TASK STATEMENT
Write out the full set of records exactly. Any pictures in them do not belong in the copy.

#### DATASET ROWS ####

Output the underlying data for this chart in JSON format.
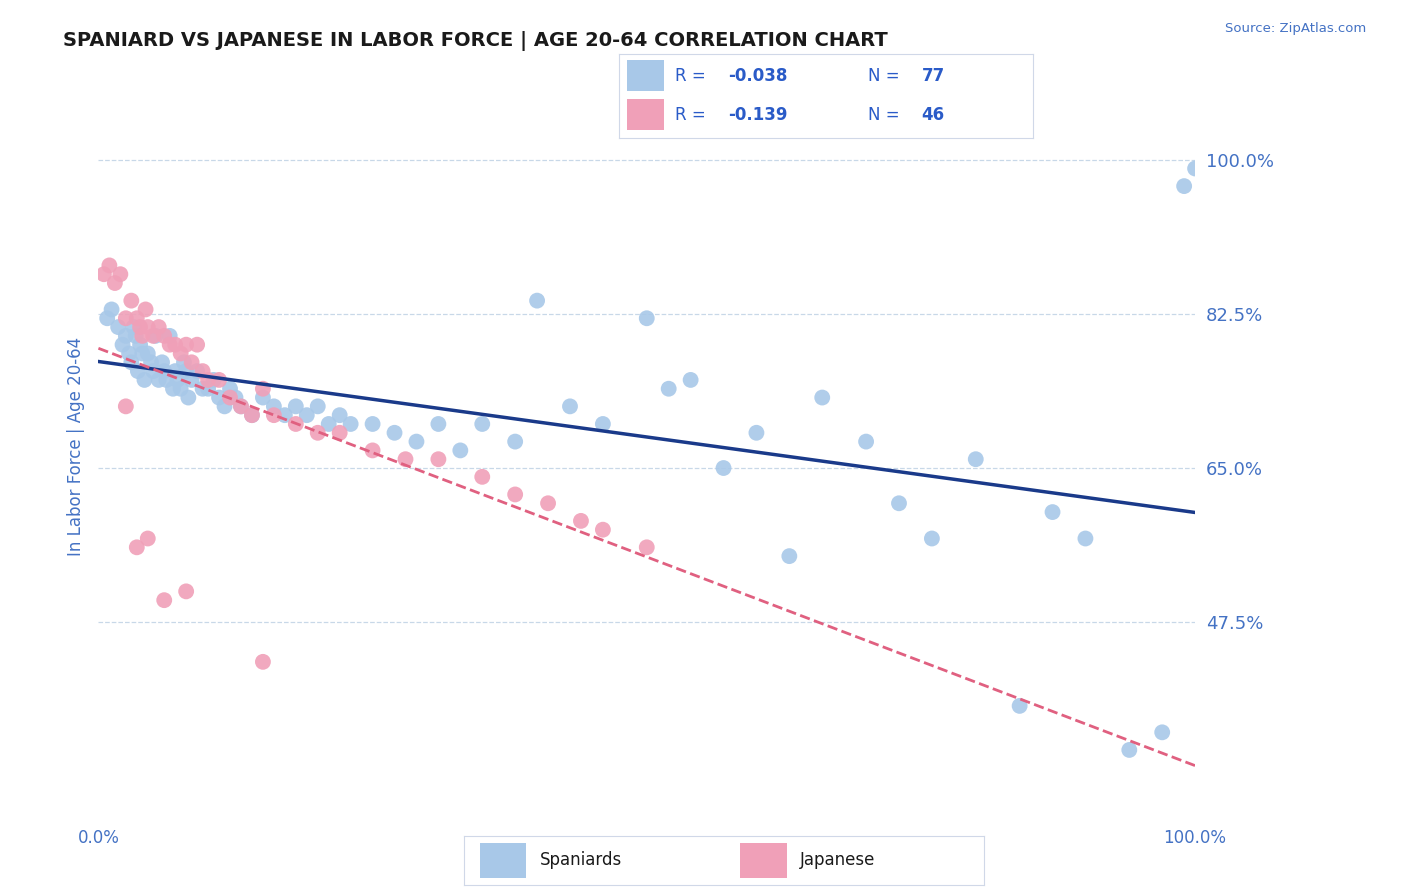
{
  "title": "SPANIARD VS JAPANESE IN LABOR FORCE | AGE 20-64 CORRELATION CHART",
  "source_text": "Source: ZipAtlas.com",
  "ylabel_label": "In Labor Force | Age 20-64",
  "ytick_labels": [
    "100.0%",
    "82.5%",
    "65.0%",
    "47.5%"
  ],
  "ytick_values": [
    1.0,
    0.825,
    0.65,
    0.475
  ],
  "xlim": [
    0.0,
    1.0
  ],
  "ylim": [
    0.27,
    1.08
  ],
  "spaniard_R": -0.038,
  "spaniard_N": 77,
  "japanese_R": -0.139,
  "japanese_N": 46,
  "spaniard_color": "#a8c8e8",
  "japanese_color": "#f0a0b8",
  "trend_blue_color": "#1a3a8a",
  "trend_pink_color": "#e06080",
  "background_color": "#ffffff",
  "grid_color": "#c8d8e8",
  "title_color": "#1a1a1a",
  "axis_label_color": "#4472c4",
  "right_tick_color": "#4472c4",
  "legend_text_color": "#2a5bc8",
  "spaniards_x": [
    0.008,
    0.012,
    0.018,
    0.022,
    0.025,
    0.028,
    0.03,
    0.032,
    0.034,
    0.036,
    0.038,
    0.04,
    0.042,
    0.045,
    0.048,
    0.05,
    0.052,
    0.055,
    0.058,
    0.06,
    0.062,
    0.065,
    0.068,
    0.07,
    0.072,
    0.075,
    0.078,
    0.08,
    0.082,
    0.085,
    0.09,
    0.095,
    0.1,
    0.105,
    0.11,
    0.115,
    0.12,
    0.125,
    0.13,
    0.14,
    0.15,
    0.16,
    0.17,
    0.18,
    0.19,
    0.2,
    0.21,
    0.22,
    0.23,
    0.25,
    0.27,
    0.29,
    0.31,
    0.33,
    0.35,
    0.38,
    0.4,
    0.43,
    0.46,
    0.5,
    0.52,
    0.54,
    0.57,
    0.6,
    0.63,
    0.66,
    0.7,
    0.73,
    0.76,
    0.8,
    0.84,
    0.87,
    0.9,
    0.94,
    0.97,
    0.99,
    1.0
  ],
  "spaniards_y": [
    0.82,
    0.83,
    0.81,
    0.79,
    0.8,
    0.78,
    0.77,
    0.81,
    0.8,
    0.76,
    0.79,
    0.78,
    0.75,
    0.78,
    0.77,
    0.76,
    0.8,
    0.75,
    0.77,
    0.76,
    0.75,
    0.8,
    0.74,
    0.76,
    0.75,
    0.74,
    0.77,
    0.76,
    0.73,
    0.75,
    0.76,
    0.74,
    0.74,
    0.75,
    0.73,
    0.72,
    0.74,
    0.73,
    0.72,
    0.71,
    0.73,
    0.72,
    0.71,
    0.72,
    0.71,
    0.72,
    0.7,
    0.71,
    0.7,
    0.7,
    0.69,
    0.68,
    0.7,
    0.67,
    0.7,
    0.68,
    0.84,
    0.72,
    0.7,
    0.82,
    0.74,
    0.75,
    0.65,
    0.69,
    0.55,
    0.73,
    0.68,
    0.61,
    0.57,
    0.66,
    0.38,
    0.6,
    0.57,
    0.33,
    0.35,
    0.97,
    0.99
  ],
  "japanese_x": [
    0.005,
    0.01,
    0.015,
    0.02,
    0.025,
    0.03,
    0.035,
    0.038,
    0.04,
    0.043,
    0.045,
    0.05,
    0.055,
    0.06,
    0.065,
    0.07,
    0.075,
    0.08,
    0.085,
    0.09,
    0.095,
    0.1,
    0.11,
    0.12,
    0.13,
    0.14,
    0.15,
    0.16,
    0.18,
    0.2,
    0.22,
    0.25,
    0.28,
    0.31,
    0.35,
    0.38,
    0.41,
    0.44,
    0.46,
    0.5,
    0.06,
    0.08,
    0.035,
    0.045,
    0.025,
    0.15
  ],
  "japanese_y": [
    0.87,
    0.88,
    0.86,
    0.87,
    0.82,
    0.84,
    0.82,
    0.81,
    0.8,
    0.83,
    0.81,
    0.8,
    0.81,
    0.8,
    0.79,
    0.79,
    0.78,
    0.79,
    0.77,
    0.79,
    0.76,
    0.75,
    0.75,
    0.73,
    0.72,
    0.71,
    0.74,
    0.71,
    0.7,
    0.69,
    0.69,
    0.67,
    0.66,
    0.66,
    0.64,
    0.62,
    0.61,
    0.59,
    0.58,
    0.56,
    0.5,
    0.51,
    0.56,
    0.57,
    0.72,
    0.43
  ]
}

####

ANSWER TO THIS PROBLEM
Output the underlying data for this chart in JSON format.
{
  "title": "SPANIARD VS JAPANESE IN LABOR FORCE | AGE 20-64 CORRELATION CHART",
  "source_text": "Source: ZipAtlas.com",
  "ylabel_label": "In Labor Force | Age 20-64",
  "ytick_labels": [
    "100.0%",
    "82.5%",
    "65.0%",
    "47.5%"
  ],
  "ytick_values": [
    1.0,
    0.825,
    0.65,
    0.475
  ],
  "xlim": [
    0.0,
    1.0
  ],
  "ylim": [
    0.27,
    1.08
  ],
  "spaniard_R": -0.038,
  "spaniard_N": 77,
  "japanese_R": -0.139,
  "japanese_N": 46,
  "spaniard_color": "#a8c8e8",
  "japanese_color": "#f0a0b8",
  "trend_blue_color": "#1a3a8a",
  "trend_pink_color": "#e06080",
  "background_color": "#ffffff",
  "grid_color": "#c8d8e8",
  "title_color": "#1a1a1a",
  "axis_label_color": "#4472c4",
  "right_tick_color": "#4472c4",
  "legend_text_color": "#2a5bc8",
  "spaniards_x": [
    0.008,
    0.012,
    0.018,
    0.022,
    0.025,
    0.028,
    0.03,
    0.032,
    0.034,
    0.036,
    0.038,
    0.04,
    0.042,
    0.045,
    0.048,
    0.05,
    0.052,
    0.055,
    0.058,
    0.06,
    0.062,
    0.065,
    0.068,
    0.07,
    0.072,
    0.075,
    0.078,
    0.08,
    0.082,
    0.085,
    0.09,
    0.095,
    0.1,
    0.105,
    0.11,
    0.115,
    0.12,
    0.125,
    0.13,
    0.14,
    0.15,
    0.16,
    0.17,
    0.18,
    0.19,
    0.2,
    0.21,
    0.22,
    0.23,
    0.25,
    0.27,
    0.29,
    0.31,
    0.33,
    0.35,
    0.38,
    0.4,
    0.43,
    0.46,
    0.5,
    0.52,
    0.54,
    0.57,
    0.6,
    0.63,
    0.66,
    0.7,
    0.73,
    0.76,
    0.8,
    0.84,
    0.87,
    0.9,
    0.94,
    0.97,
    0.99,
    1.0
  ],
  "spaniards_y": [
    0.82,
    0.83,
    0.81,
    0.79,
    0.8,
    0.78,
    0.77,
    0.81,
    0.8,
    0.76,
    0.79,
    0.78,
    0.75,
    0.78,
    0.77,
    0.76,
    0.8,
    0.75,
    0.77,
    0.76,
    0.75,
    0.8,
    0.74,
    0.76,
    0.75,
    0.74,
    0.77,
    0.76,
    0.73,
    0.75,
    0.76,
    0.74,
    0.74,
    0.75,
    0.73,
    0.72,
    0.74,
    0.73,
    0.72,
    0.71,
    0.73,
    0.72,
    0.71,
    0.72,
    0.71,
    0.72,
    0.7,
    0.71,
    0.7,
    0.7,
    0.69,
    0.68,
    0.7,
    0.67,
    0.7,
    0.68,
    0.84,
    0.72,
    0.7,
    0.82,
    0.74,
    0.75,
    0.65,
    0.69,
    0.55,
    0.73,
    0.68,
    0.61,
    0.57,
    0.66,
    0.38,
    0.6,
    0.57,
    0.33,
    0.35,
    0.97,
    0.99
  ],
  "japanese_x": [
    0.005,
    0.01,
    0.015,
    0.02,
    0.025,
    0.03,
    0.035,
    0.038,
    0.04,
    0.043,
    0.045,
    0.05,
    0.055,
    0.06,
    0.065,
    0.07,
    0.075,
    0.08,
    0.085,
    0.09,
    0.095,
    0.1,
    0.11,
    0.12,
    0.13,
    0.14,
    0.15,
    0.16,
    0.18,
    0.2,
    0.22,
    0.25,
    0.28,
    0.31,
    0.35,
    0.38,
    0.41,
    0.44,
    0.46,
    0.5,
    0.06,
    0.08,
    0.035,
    0.045,
    0.025,
    0.15
  ],
  "japanese_y": [
    0.87,
    0.88,
    0.86,
    0.87,
    0.82,
    0.84,
    0.82,
    0.81,
    0.8,
    0.83,
    0.81,
    0.8,
    0.81,
    0.8,
    0.79,
    0.79,
    0.78,
    0.79,
    0.77,
    0.79,
    0.76,
    0.75,
    0.75,
    0.73,
    0.72,
    0.71,
    0.74,
    0.71,
    0.7,
    0.69,
    0.69,
    0.67,
    0.66,
    0.66,
    0.64,
    0.62,
    0.61,
    0.59,
    0.58,
    0.56,
    0.5,
    0.51,
    0.56,
    0.57,
    0.72,
    0.43
  ]
}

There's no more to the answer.